What is expected
Extract every line below that contains the word "this".

--- Start ---

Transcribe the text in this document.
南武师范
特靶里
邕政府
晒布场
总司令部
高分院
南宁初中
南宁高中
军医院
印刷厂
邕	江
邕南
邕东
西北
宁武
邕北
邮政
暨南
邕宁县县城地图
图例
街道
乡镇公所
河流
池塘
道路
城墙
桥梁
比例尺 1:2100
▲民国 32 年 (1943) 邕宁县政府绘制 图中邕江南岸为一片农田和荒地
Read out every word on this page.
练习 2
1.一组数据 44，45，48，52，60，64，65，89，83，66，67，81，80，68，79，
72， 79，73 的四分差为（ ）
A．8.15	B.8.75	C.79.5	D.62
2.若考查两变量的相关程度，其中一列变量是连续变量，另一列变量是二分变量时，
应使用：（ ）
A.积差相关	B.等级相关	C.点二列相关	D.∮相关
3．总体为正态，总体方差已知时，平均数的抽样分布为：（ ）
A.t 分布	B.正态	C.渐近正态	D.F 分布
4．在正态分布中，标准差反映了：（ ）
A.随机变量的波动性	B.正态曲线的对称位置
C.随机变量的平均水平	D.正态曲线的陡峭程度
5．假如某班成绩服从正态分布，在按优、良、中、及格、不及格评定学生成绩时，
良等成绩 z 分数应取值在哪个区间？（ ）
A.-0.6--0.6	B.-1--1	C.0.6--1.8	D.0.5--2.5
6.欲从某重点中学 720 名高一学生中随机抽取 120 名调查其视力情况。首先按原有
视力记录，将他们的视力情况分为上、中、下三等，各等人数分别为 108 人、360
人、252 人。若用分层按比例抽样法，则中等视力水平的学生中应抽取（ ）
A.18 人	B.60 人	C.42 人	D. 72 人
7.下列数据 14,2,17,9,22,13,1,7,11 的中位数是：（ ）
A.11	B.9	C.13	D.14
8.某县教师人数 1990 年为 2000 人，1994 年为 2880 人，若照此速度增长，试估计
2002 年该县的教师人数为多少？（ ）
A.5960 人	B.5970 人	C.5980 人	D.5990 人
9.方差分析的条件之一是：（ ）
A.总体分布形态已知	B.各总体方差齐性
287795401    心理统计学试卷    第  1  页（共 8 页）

--- End ---

Finished answer
Transcribe the text in this document.
Read out every word on this page.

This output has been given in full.